▶ Given exercise:
Go through the data below. List every line that holds the word "members".

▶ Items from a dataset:
--------
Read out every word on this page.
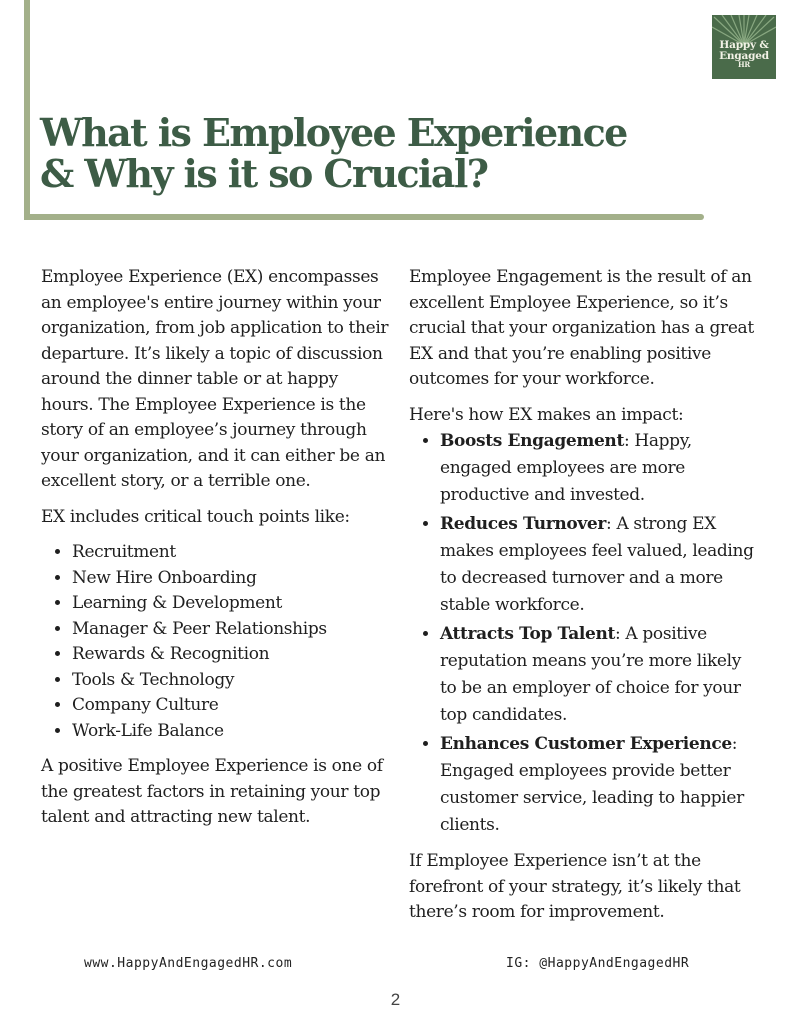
Happy &
Engaged
HR
What is Employee Experience
& Why is it so Crucial?

Employee Experience (EX) encompasses an employee's entire journey within your organization, from job application to their departure. It’s likely a topic of discussion around the dinner table or at happy hours. The Employee Experience is the story of an employee’s journey through your organization, and it can either be an excellent story, or a terrible one.

EX includes critical touch points like:

• Recruitment
• New Hire Onboarding
• Learning & Development
• Manager & Peer Relationships
• Rewards & Recognition
• Tools & Technology
• Company Culture
• Work-Life Balance

A positive Employee Experience is one of the greatest factors in retaining your top talent and attracting new talent.

Employee Engagement is the result of an excellent Employee Experience, so it’s crucial that your organization has a great EX and that you’re enabling positive outcomes for your workforce.

Here's how EX makes an impact:

• Boosts Engagement: Happy, engaged employees are more productive and invested.
• Reduces Turnover: A strong EX makes employees feel valued, leading to decreased turnover and a more stable workforce.
• Attracts Top Talent: A positive reputation means you’re more likely to be an employer of choice for your top candidates.
• Enhances Customer Experience: Engaged employees provide better customer service, leading to happier clients.

If Employee Experience isn’t at the forefront of your strategy, it’s likely that there’s room for improvement.

www.HappyAndEngagedHR.com	IG: @HappyAndEngagedHR
2
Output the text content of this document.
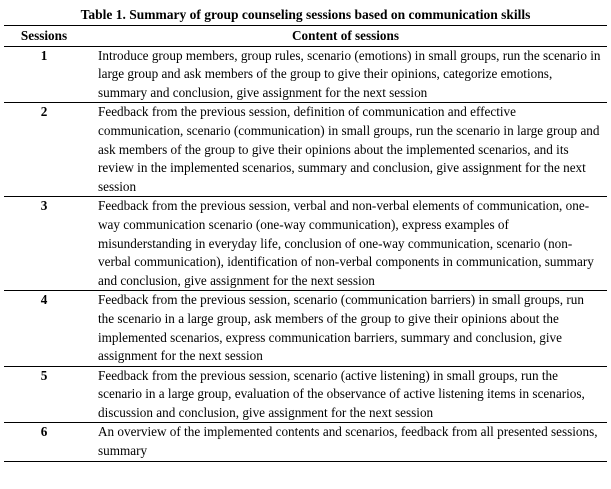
Table 1. Summary of group counseling sessions based on communication skills
Sessions	Content of sessions
1	Introduce group members, group rules, scenario (emotions) in small groups, run the scenario in large group and ask members of the group to give their opinions, categorize emotions, summary and conclusion, give assignment for the next session
2	Feedback from the previous session, definition of communication and effective communication, scenario (communication) in small groups, run the scenario in large group and ask members of the group to give their opinions about the implemented scenarios, and its review in the implemented scenarios, summary and conclusion, give assignment for the next session
3	Feedback from the previous session, verbal and non-verbal elements of communication, one-way communication scenario (one-way communication), express examples of misunderstanding in everyday life, conclusion of one-way communication, scenario (non-verbal communication), identification of non-verbal components in communication, summary and conclusion, give assignment for the next session
4	Feedback from the previous session, scenario (communication barriers) in small groups, run the scenario in a large group, ask members of the group to give their opinions about the implemented scenarios, express communication barriers, summary and conclusion, give assignment for the next session
5	Feedback from the previous session, scenario (active listening) in small groups, run the scenario in a large group, evaluation of the observance of active listening items in scenarios, discussion and conclusion, give assignment for the next session
6	An overview of the implemented contents and scenarios, feedback from all presented sessions, summary
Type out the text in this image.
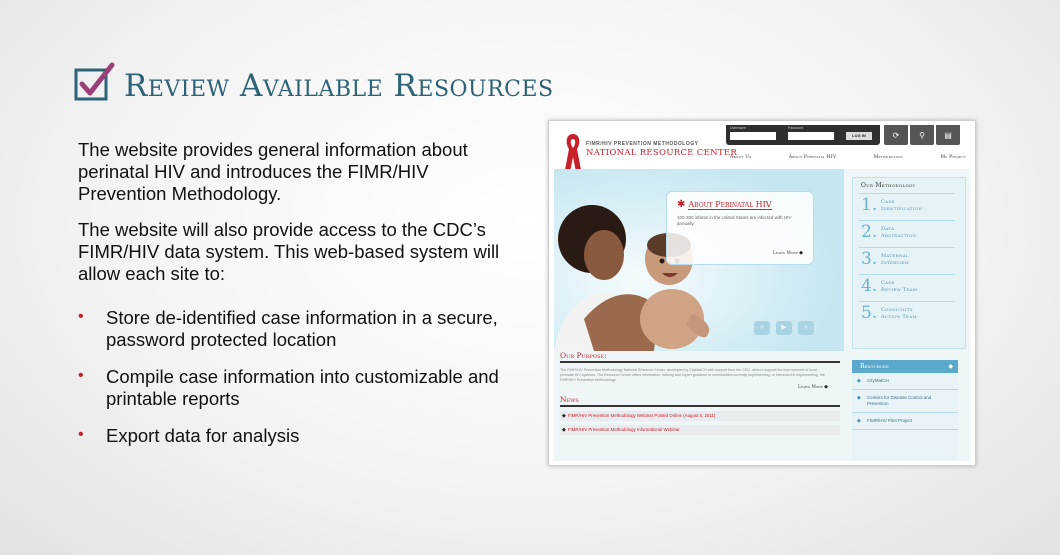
Review Available Resources

The website provides general information about perinatal HIV and introduces the FIMR/HIV Prevention Methodology.

The website will also provide access to the CDC’s FIMR/HIV data system. This web-based system will allow each site to:

• Store de-identified case information in a secure, password protected location
• Compile case information into customizable and printable reports
• Export data for analysis
FIMR/HIV PREVENTION METHODOLOGY
NATIONAL RESOURCE CENTER
Username	Password
LOG IN	⟳ ⚲ ▤
About Us	About Perinatal HIV	Methodology	My Project
✱ About Perinatal HIV
100-300 infants in the United States are infected with HIV annually.
Learn More ◆
«	▶	»
Our Methodology
1. Case
Identification
2. Data
Abstraction
3. Maternal
Interview
4. Case
Review Team
5. Community
Action Team
Our Purpose:
The FIMR/HIV Prevention Methodology National Resource Center, developed by CityMatCH with support from the CDC, aims to support the improvement of local perinatal HIV systems. The Resource Center offers information, training and expert guidance to communities currently implementing, or interested in implementing, the FIMR/HIV Prevention Methodology.
Learn More ◆
News
◆ FIMR/HIV Prevention Methodology Webinar Posted Online (August 5, 2011)
◆ FIMR/HIV Prevention Methodology Informational Webinar
Resources	◆
◆ CityMatCH
◆ Centers for Disease Control and Prevention
◆ FIMR/HIV Pilot Project
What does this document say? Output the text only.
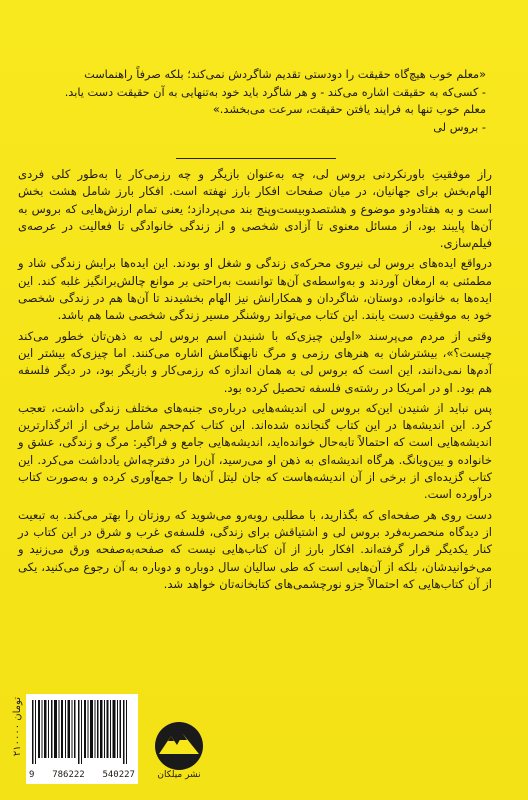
«معلم خوب هیچ‌گاه حقیقت را دودستی تقدیم شاگردش نمی‌کند؛ بلکه صرفاً راهنماست

- کسی‌که به حقیقت اشاره می‌کند - و هر شاگرد باید خود به‌تنهایی به آن حقیقت دست یابد.

معلم خوب تنها به فرایند یافتن حقیقت، سرعت می‌بخشد.»

- بروس لی

راز موفقیتِ باورنکردنی بروس لی، چه به‌عنوان بازیگر و چه رزمی‌کار یا به‌طور کلی فردی الهام‌بخش برای جهانیان، در میان صفحات افکار بارز نهفته است. افکار بارز شامل هشت بخش است و به هفتادودو موضوع و هشتصدوبیست‌وپنج بند می‌پردازد؛ یعنی تمام ارزش‌هایی که بروس به آن‌ها پایبند بود، از مسائل معنوی تا آزادی شخصی و از زندگی خانوادگی تا فعالیت در عرصه‌ی فیلم‌سازی.

درواقع ایده‌های بروس لی نیروی محرکه‌ی زندگی و شغل او بودند. این ایده‌ها برایش زندگی شاد و مطمئنی به ارمغان آوردند و به‌واسطه‌ی آن‌ها توانست به‌راحتی بر موانع چالش‌برانگیز غلبه کند. این ایده‌ها به خانواده، دوستان، شاگردان و همکارانش نیز الهام بخشیدند تا آن‌ها هم در زندگی شخصی خود به موفقیت دست یابند. این کتاب می‌تواند روشنگر مسیر زندگی شخصی شما هم باشد.

وقتی از مردم می‌پرسند «اولین چیزی‌که با شنیدن اسم بروس لی به ذهن‌تان خطور می‌کند چیست؟»، بیشترشان به هنرهای رزمی و مرگ نابهنگامش اشاره می‌کنند. اما چیزی‌که بیشتر این آدم‌ها نمی‌دانند، این است که بروس لی به همان اندازه که رزمی‌کار و بازیگر بود، در دیگر فلسفه هم بود. او در امریکا در رشته‌ی فلسفه تحصیل کرده بود.

پس نباید از شنیدن این‌که بروس لی اندیشه‌هایی درباره‌ی جنبه‌های مختلف زندگی داشت، تعجب کرد. این اندیشه‌ها در این کتاب گنجانده شده‌اند. این کتاب کم‌حجم شامل برخی از اثرگذارترین اندیشه‌هایی است که احتمالاً تابه‌حال خوانده‌اید، اندیشه‌هایی جامع و فراگیر: مرگ و زندگی، عشق و خانواده و یین‌ویانگ. هرگاه اندیشه‌ای به ذهن او می‌رسید، آن‌را در دفترچه‌اش یادداشت می‌کرد. این کتاب گزیده‌ای از برخی از آن اندیشه‌هاست که جان لیتل آن‌ها را جمع‌آوری کرده و به‌صورت کتاب درآورده است.

دست روی هر صفحه‌ای که بگذارید، با مطلبی روبه‌رو می‌شوید که روزتان را بهتر می‌کند. به تبعیت از دیدگاه منحصربه‌فرد بروس لی و اشتیاقش برای زندگی، فلسفه‌ی غرب و شرق در این کتاب در کنار یکدیگر قرار گرفته‌اند. افکار بارز از آن کتاب‌هایی نیست که صفحه‌به‌صفحه ورق می‌زنید و می‌خوانیدشان، بلکه از آن‌هایی است که طی سالیان سال دوباره و دوباره به آن رجوع می‌کنید، یکی از آن کتاب‌هایی که احتمالاً جزو نورچشمی‌های کتابخانه‌تان خواهد شد.

۲۱۰۰۰۰ تومان
9 786222 540227	نشر میلکان
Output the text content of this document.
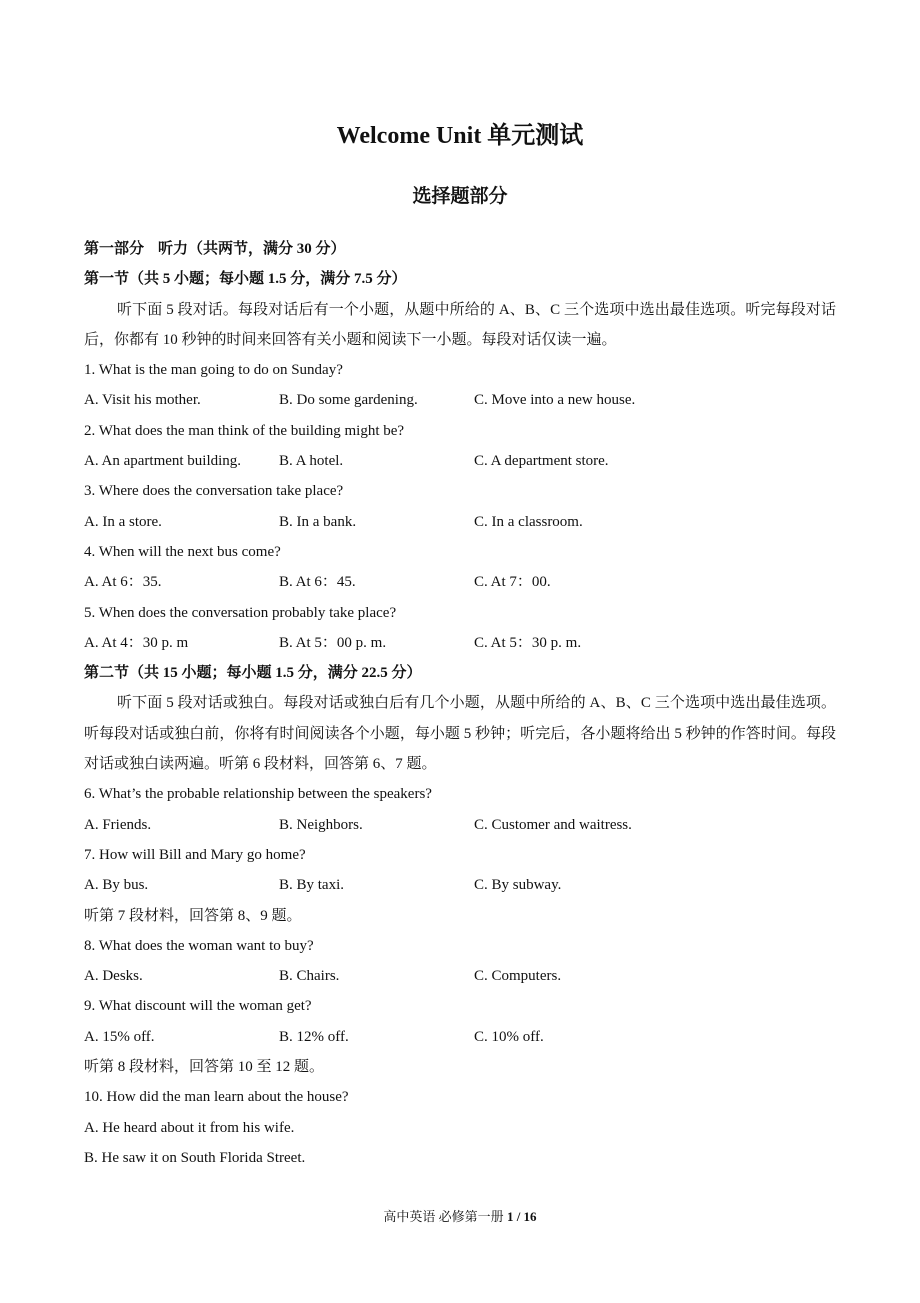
Welcome Unit 单元测试
选择题部分
第一部分 听力（共两节，满分 30 分）
第一节（共 5 小题；每小题 1.5 分，满分 7.5 分）
听下面 5 段对话。每段对话后有一个小题，从题中所给的 A、B、C 三个选项中选出最佳选项。听完每段对话后，你都有 10 秒钟的时间来回答有关小题和阅读下一小题。每段对话仅读一遍。
1. What is the man going to do on Sunday?
A. Visit his mother.	B. Do some gardening.	C. Move into a new house.
2. What does the man think of the building might be?
A. An apartment building.	B. A hotel.	C. A department store.
3. Where does the conversation take place?
A. In a store.	B. In a bank.	C. In a classroom.
4. When will the next bus come?
A. At 6：35.	B. At 6：45.	C. At 7：00.
5. When does the conversation probably take place?
A. At 4：30 p. m	B. At 5：00 p. m.	C. At 5：30 p. m.
第二节（共 15 小题；每小题 1.5 分，满分 22.5 分）
听下面 5 段对话或独白。每段对话或独白后有几个小题，从题中所给的 A、B、C 三个选项中选出最佳选项。听每段对话或独白前，你将有时间阅读各个小题，每小题 5 秒钟；听完后，各小题将给出 5 秒钟的作答时间。每段对话或独白读两遍。听第 6 段材料，回答第 6、7 题。
6. What’s the probable relationship between the speakers?
A. Friends.	B. Neighbors.	C. Customer and waitress.
7. How will Bill and Mary go home?
A. By bus.	B. By taxi.	C. By subway.
听第 7 段材料，回答第 8、9 题。
8. What does the woman want to buy?
A. Desks.	B. Chairs.	C. Computers.
9. What discount will the woman get?
A. 15% off.	B. 12% off.	C. 10% off.
听第 8 段材料，回答第 10 至 12 题。
10. How did the man learn about the house?
A. He heard about it from his wife.
B. He saw it on South Florida Street.
高中英语 必修第一册 1 / 16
--------
▶ Solution to this task:
1	Introduce group members, group rules, scenario (emotions) in small groups, run the scenario in large group and ask members of the group to give their opinions, categorize emotions, summary and conclusion, give assignment for the next session
2	Feedback from the previous session, definition of communication and effective communication, scenario (communication) in small groups, run the scenario in large group and ask members of the group to give their opinions about the implemented scenarios, and its review in the implemented scenarios, summary and conclusion, give assignment for the next session
4	Feedback from the previous session, scenario (communication barriers) in small groups, run the scenario in a large group, ask members of the group to give their opinions about the implemented scenarios, express communication barriers, summary and conclusion, give assignment for the next session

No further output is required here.